Identify each line containing the word "title" and copy it.

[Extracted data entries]
--*--

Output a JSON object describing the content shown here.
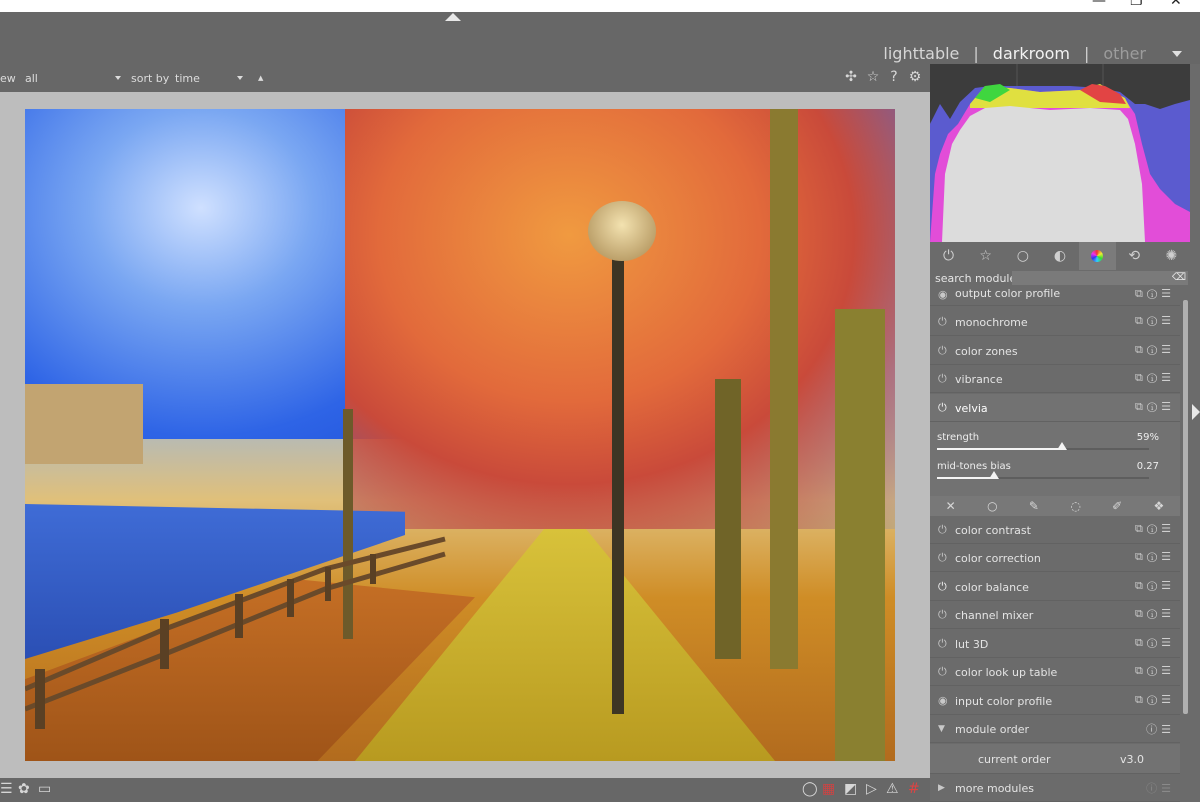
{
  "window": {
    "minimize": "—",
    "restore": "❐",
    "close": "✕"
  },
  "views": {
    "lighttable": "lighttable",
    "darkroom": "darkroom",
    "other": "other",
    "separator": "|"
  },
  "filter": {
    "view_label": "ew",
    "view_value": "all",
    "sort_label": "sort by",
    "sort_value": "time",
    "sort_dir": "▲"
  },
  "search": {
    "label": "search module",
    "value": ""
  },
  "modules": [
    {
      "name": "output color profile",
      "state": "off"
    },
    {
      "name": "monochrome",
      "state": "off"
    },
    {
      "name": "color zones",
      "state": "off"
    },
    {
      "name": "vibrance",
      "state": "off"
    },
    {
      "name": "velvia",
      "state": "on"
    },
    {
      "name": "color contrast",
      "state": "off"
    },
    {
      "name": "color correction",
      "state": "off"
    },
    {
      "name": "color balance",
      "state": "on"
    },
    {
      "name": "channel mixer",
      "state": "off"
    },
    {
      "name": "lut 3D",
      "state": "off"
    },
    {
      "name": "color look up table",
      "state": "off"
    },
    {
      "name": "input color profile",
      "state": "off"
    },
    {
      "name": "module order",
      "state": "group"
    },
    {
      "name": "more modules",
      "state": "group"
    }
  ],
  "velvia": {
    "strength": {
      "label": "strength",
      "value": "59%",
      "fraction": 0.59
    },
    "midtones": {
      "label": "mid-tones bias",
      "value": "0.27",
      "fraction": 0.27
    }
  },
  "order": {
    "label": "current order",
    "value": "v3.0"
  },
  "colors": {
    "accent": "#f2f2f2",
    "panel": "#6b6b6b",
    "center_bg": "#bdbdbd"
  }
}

--*--

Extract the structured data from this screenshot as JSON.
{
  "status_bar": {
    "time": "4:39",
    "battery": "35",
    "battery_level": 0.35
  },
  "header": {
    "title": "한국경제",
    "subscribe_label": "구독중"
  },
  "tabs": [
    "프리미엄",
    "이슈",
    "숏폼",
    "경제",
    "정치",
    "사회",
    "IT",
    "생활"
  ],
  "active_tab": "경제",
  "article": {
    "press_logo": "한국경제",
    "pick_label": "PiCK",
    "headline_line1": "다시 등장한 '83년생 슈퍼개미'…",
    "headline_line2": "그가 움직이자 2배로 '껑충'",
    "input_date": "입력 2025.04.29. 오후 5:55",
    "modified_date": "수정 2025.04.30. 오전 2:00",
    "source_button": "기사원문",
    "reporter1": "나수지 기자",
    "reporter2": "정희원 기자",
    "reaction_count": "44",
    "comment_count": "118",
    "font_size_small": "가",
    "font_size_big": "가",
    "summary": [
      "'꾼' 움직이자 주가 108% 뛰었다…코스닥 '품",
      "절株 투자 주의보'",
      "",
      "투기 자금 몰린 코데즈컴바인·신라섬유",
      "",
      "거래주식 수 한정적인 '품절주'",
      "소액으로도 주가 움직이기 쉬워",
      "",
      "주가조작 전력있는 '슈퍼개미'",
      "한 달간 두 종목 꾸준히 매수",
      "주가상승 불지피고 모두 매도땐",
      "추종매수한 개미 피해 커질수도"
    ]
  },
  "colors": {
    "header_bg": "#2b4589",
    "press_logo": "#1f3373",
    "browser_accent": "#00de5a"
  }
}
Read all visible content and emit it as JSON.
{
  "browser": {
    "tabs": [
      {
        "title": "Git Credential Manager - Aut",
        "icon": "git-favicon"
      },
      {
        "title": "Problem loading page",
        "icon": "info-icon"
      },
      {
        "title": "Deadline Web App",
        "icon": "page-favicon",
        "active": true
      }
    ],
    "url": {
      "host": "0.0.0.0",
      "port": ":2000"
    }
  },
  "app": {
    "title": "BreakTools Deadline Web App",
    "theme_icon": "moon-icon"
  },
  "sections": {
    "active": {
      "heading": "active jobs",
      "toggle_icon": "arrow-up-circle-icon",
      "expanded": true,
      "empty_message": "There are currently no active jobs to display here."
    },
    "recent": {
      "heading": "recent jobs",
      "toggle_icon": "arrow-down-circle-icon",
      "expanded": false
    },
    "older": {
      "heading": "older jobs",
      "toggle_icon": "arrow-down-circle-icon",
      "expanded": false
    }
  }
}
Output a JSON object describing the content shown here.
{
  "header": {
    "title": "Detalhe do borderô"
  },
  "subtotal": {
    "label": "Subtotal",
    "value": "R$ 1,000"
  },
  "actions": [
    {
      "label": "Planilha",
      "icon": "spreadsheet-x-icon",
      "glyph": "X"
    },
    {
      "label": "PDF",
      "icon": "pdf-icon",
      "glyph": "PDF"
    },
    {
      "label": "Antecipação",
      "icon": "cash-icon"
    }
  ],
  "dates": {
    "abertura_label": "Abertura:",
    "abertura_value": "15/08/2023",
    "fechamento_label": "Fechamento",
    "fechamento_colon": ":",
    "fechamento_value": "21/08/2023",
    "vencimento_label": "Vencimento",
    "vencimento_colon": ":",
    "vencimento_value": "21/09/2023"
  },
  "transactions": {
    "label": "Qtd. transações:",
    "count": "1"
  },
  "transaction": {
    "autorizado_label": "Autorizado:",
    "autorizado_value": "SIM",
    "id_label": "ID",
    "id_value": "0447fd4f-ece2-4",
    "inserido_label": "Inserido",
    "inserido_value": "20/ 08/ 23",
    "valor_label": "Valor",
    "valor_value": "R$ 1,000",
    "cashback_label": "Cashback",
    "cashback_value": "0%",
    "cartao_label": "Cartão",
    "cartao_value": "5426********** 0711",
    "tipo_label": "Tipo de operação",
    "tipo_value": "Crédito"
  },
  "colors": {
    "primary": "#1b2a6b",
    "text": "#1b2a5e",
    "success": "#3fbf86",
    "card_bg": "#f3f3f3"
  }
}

--*--

**Final result**
    "title": "한국경제",
        "title": "Git Credential Manager - Aut",
        "title": "Problem loading page",
        "title": "Deadline Web App",
    "title": "BreakTools Deadline Web App",
    "title": "Detalhe do borderô"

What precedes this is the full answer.